Would you write out the entries below, every one of them, exactly?

:: Data to use ::

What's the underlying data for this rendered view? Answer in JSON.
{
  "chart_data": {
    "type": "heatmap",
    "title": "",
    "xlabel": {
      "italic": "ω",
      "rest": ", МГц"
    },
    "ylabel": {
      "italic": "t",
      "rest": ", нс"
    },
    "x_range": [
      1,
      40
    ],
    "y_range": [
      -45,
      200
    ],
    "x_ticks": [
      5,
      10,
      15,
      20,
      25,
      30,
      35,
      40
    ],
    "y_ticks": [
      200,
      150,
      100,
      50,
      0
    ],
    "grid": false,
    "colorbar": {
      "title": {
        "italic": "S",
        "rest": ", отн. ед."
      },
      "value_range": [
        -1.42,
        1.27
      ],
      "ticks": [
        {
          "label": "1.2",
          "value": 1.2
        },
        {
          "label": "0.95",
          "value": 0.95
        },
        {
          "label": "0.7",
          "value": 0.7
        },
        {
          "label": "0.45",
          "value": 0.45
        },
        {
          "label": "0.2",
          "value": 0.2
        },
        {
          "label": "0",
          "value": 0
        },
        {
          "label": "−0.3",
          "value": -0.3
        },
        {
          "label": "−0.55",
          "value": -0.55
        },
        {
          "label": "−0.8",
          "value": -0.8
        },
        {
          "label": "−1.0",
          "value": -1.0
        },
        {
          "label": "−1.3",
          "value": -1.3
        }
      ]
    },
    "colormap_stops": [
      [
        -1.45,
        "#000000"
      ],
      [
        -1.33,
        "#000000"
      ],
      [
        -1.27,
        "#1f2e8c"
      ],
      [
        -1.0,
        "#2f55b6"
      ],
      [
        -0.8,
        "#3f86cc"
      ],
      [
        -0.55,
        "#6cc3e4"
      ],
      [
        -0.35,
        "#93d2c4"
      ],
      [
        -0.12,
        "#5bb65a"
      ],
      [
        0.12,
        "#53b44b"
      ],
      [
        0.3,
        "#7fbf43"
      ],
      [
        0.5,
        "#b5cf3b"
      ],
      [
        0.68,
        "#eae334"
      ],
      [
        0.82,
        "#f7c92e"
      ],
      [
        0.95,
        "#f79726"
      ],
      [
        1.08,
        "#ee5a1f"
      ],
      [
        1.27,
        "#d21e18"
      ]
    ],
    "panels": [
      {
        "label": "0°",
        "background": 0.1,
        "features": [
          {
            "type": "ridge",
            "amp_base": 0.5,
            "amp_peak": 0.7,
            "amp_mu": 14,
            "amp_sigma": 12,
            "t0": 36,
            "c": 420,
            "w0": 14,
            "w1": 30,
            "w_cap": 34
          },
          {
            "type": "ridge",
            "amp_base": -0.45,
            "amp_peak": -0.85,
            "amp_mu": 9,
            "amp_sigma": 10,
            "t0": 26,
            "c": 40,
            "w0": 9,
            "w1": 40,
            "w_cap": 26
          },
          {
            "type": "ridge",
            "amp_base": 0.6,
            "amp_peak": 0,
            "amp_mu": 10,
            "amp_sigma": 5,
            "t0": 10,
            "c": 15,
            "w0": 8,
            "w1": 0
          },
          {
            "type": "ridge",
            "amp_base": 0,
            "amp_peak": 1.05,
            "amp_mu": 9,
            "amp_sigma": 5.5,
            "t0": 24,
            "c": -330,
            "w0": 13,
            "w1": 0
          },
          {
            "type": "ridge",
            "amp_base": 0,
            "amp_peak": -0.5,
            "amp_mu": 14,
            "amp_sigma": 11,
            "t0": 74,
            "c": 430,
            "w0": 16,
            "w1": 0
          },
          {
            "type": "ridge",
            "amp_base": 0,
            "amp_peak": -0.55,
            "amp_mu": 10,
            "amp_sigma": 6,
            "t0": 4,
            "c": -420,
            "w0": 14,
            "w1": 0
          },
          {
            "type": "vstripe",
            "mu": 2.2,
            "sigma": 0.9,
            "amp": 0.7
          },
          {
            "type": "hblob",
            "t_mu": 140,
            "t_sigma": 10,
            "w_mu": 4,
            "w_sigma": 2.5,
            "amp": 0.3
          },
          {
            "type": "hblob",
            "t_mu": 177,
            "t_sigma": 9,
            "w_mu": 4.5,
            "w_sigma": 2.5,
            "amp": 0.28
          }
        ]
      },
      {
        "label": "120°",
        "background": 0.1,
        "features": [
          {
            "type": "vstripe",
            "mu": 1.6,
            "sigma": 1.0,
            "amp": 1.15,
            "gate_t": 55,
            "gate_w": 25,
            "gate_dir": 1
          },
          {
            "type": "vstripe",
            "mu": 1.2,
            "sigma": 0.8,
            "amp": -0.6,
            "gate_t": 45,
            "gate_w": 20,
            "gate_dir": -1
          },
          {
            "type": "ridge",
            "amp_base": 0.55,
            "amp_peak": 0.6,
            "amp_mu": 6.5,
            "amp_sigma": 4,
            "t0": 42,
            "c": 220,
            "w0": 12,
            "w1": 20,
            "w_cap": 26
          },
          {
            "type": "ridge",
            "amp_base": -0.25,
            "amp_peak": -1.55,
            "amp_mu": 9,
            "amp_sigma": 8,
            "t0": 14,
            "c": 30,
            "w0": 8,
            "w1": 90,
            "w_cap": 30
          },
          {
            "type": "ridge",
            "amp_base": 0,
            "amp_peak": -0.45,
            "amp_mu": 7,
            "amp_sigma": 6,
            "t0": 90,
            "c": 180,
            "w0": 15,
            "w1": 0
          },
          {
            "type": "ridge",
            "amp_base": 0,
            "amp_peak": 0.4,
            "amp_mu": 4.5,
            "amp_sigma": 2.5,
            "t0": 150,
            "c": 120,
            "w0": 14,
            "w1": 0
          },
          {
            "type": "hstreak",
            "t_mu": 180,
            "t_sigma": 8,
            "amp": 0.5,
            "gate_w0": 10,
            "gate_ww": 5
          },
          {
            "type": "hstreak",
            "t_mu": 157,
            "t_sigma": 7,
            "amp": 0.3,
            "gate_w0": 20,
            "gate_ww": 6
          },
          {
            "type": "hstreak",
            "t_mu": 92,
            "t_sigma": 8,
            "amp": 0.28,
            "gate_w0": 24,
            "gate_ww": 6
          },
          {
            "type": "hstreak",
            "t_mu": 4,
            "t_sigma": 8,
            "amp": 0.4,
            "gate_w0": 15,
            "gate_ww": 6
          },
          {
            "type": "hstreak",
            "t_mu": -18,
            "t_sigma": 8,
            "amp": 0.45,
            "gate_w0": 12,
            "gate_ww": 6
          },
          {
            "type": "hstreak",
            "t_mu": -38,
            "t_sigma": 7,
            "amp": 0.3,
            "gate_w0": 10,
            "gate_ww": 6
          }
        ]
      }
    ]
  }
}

:::

Completed task.
What's the underlying data for this rendered view? Answer in JSON.
{
  "chart_data": {
    "type": "heatmap",
    "title": "",
    "xlabel": {
      "italic": "ω",
      "rest": ", МГц"
    },
    "ylabel": {
      "italic": "t",
      "rest": ", нс"
    },
    "x_range": [
      1,
      40
    ],
    "y_range": [
      -45,
      200
    ],
    "x_ticks": [
      5,
      10,
      15,
      20,
      25,
      30,
      35,
      40
    ],
    "y_ticks": [
      200,
      150,
      100,
      50,
      0
    ],
    "grid": false,
    "colorbar": {
      "title": {
        "italic": "S",
        "rest": ", отн. ед."
      },
      "value_range": [
        -1.42,
        1.27
      ],
      "ticks": [
        {
          "label": "1.2",
          "value": 1.2
        },
        {
          "label": "0.95",
          "value": 0.95
        },
        {
          "label": "0.7",
          "value": 0.7
        },
        {
          "label": "0.45",
          "value": 0.45
        },
        {
          "label": "0.2",
          "value": 0.2
        },
        {
          "label": "0",
          "value": 0
        },
        {
          "label": "−0.3",
          "value": -0.3
        },
        {
          "label": "−0.55",
          "value": -0.55
        },
        {
          "label": "−0.8",
          "value": -0.8
        },
        {
          "label": "−1.0",
          "value": -1.0
        },
        {
          "label": "−1.3",
          "value": -1.3
        }
      ]
    },
    "colormap_stops": [
      [
        -1.45,
        "#000000"
      ],
      [
        -1.33,
        "#000000"
      ],
      [
        -1.27,
        "#1f2e8c"
      ],
      [
        -1.0,
        "#2f55b6"
      ],
      [
        -0.8,
        "#3f86cc"
      ],
      [
        -0.55,
        "#6cc3e4"
      ],
      [
        -0.35,
        "#93d2c4"
      ],
      [
        -0.12,
        "#5bb65a"
      ],
      [
        0.12,
        "#53b44b"
      ],
      [
        0.3,
        "#7fbf43"
      ],
      [
        0.5,
        "#b5cf3b"
      ],
      [
        0.68,
        "#eae334"
      ],
      [
        0.82,
        "#f7c92e"
      ],
      [
        0.95,
        "#f79726"
      ],
      [
        1.08,
        "#ee5a1f"
      ],
      [
        1.27,
        "#d21e18"
      ]
    ],
    "panels": [
      {
        "label": "0°",
        "background": 0.1,
        "features": [
          {
            "type": "ridge",
            "amp_base": 0.5,
            "amp_peak": 0.7,
            "amp_mu": 14,
            "amp_sigma": 12,
            "t0": 36,
            "c": 420,
            "w0": 14,
            "w1": 30,
            "w_cap": 34
          },
          {
            "type": "ridge",
            "amp_base": -0.45,
            "amp_peak": -0.85,
            "amp_mu": 9,
            "amp_sigma": 10,
            "t0": 26,
            "c": 40,
            "w0": 9,
            "w1": 40,
            "w_cap": 26
          },
          {
            "type": "ridge",
            "amp_base": 0.6,
            "amp_peak": 0,
            "amp_mu": 10,
            "amp_sigma": 5,
            "t0": 10,
            "c": 15,
            "w0": 8,
            "w1": 0
          },
          {
            "type": "ridge",
            "amp_base": 0,
            "amp_peak": 1.05,
            "amp_mu": 9,
            "amp_sigma": 5.5,
            "t0": 24,
            "c": -330,
            "w0": 13,
            "w1": 0
          },
          {
            "type": "ridge",
            "amp_base": 0,
            "amp_peak": -0.5,
            "amp_mu": 14,
            "amp_sigma": 11,
            "t0": 74,
            "c": 430,
            "w0": 16,
            "w1": 0
          },
          {
            "type": "ridge",
            "amp_base": 0,
            "amp_peak": -0.55,
            "amp_mu": 10,
            "amp_sigma": 6,
            "t0": 4,
            "c": -420,
            "w0": 14,
            "w1": 0
          },
          {
            "type": "vstripe",
            "mu": 2.2,
            "sigma": 0.9,
            "amp": 0.7
          },
          {
            "type": "hblob",
            "t_mu": 140,
            "t_sigma": 10,
            "w_mu": 4,
            "w_sigma": 2.5,
            "amp": 0.3
          },
          {
            "type": "hblob",
            "t_mu": 177,
            "t_sigma": 9,
            "w_mu": 4.5,
            "w_sigma": 2.5,
            "amp": 0.28
          }
        ]
      },
      {
        "label": "120°",
        "background": 0.1,
        "features": [
          {
            "type": "vstripe",
            "mu": 1.6,
            "sigma": 1.0,
            "amp": 1.15,
            "gate_t": 55,
            "gate_w": 25,
            "gate_dir": 1
          },
          {
            "type": "vstripe",
            "mu": 1.2,
            "sigma": 0.8,
            "amp": -0.6,
            "gate_t": 45,
            "gate_w": 20,
            "gate_dir": -1
          },
          {
            "type": "ridge",
            "amp_base": 0.55,
            "amp_peak": 0.6,
            "amp_mu": 6.5,
            "amp_sigma": 4,
            "t0": 42,
            "c": 220,
            "w0": 12,
            "w1": 20,
            "w_cap": 26
          },
          {
            "type": "ridge",
            "amp_base": -0.25,
            "amp_peak": -1.55,
            "amp_mu": 9,
            "amp_sigma": 8,
            "t0": 14,
            "c": 30,
            "w0": 8,
            "w1": 90,
            "w_cap": 30
          },
          {
            "type": "ridge",
            "amp_base": 0,
            "amp_peak": -0.45,
            "amp_mu": 7,
            "amp_sigma": 6,
            "t0": 90,
            "c": 180,
            "w0": 15,
            "w1": 0
          },
          {
            "type": "ridge",
            "amp_base": 0,
            "amp_peak": 0.4,
            "amp_mu": 4.5,
            "amp_sigma": 2.5,
            "t0": 150,
            "c": 120,
            "w0": 14,
            "w1": 0
          },
          {
            "type": "hstreak",
            "t_mu": 180,
            "t_sigma": 8,
            "amp": 0.5,
            "gate_w0": 10,
            "gate_ww": 5
          },
          {
            "type": "hstreak",
            "t_mu": 157,
            "t_sigma": 7,
            "amp": 0.3,
            "gate_w0": 20,
            "gate_ww": 6
          },
          {
            "type": "hstreak",
            "t_mu": 92,
            "t_sigma": 8,
            "amp": 0.28,
            "gate_w0": 24,
            "gate_ww": 6
          },
          {
            "type": "hstreak",
            "t_mu": 4,
            "t_sigma": 8,
            "amp": 0.4,
            "gate_w0": 15,
            "gate_ww": 6
          },
          {
            "type": "hstreak",
            "t_mu": -18,
            "t_sigma": 8,
            "amp": 0.45,
            "gate_w0": 12,
            "gate_ww": 6
          },
          {
            "type": "hstreak",
            "t_mu": -38,
            "t_sigma": 7,
            "amp": 0.3,
            "gate_w0": 10,
            "gate_ww": 6
          }
        ]
      }
    ]
  }
}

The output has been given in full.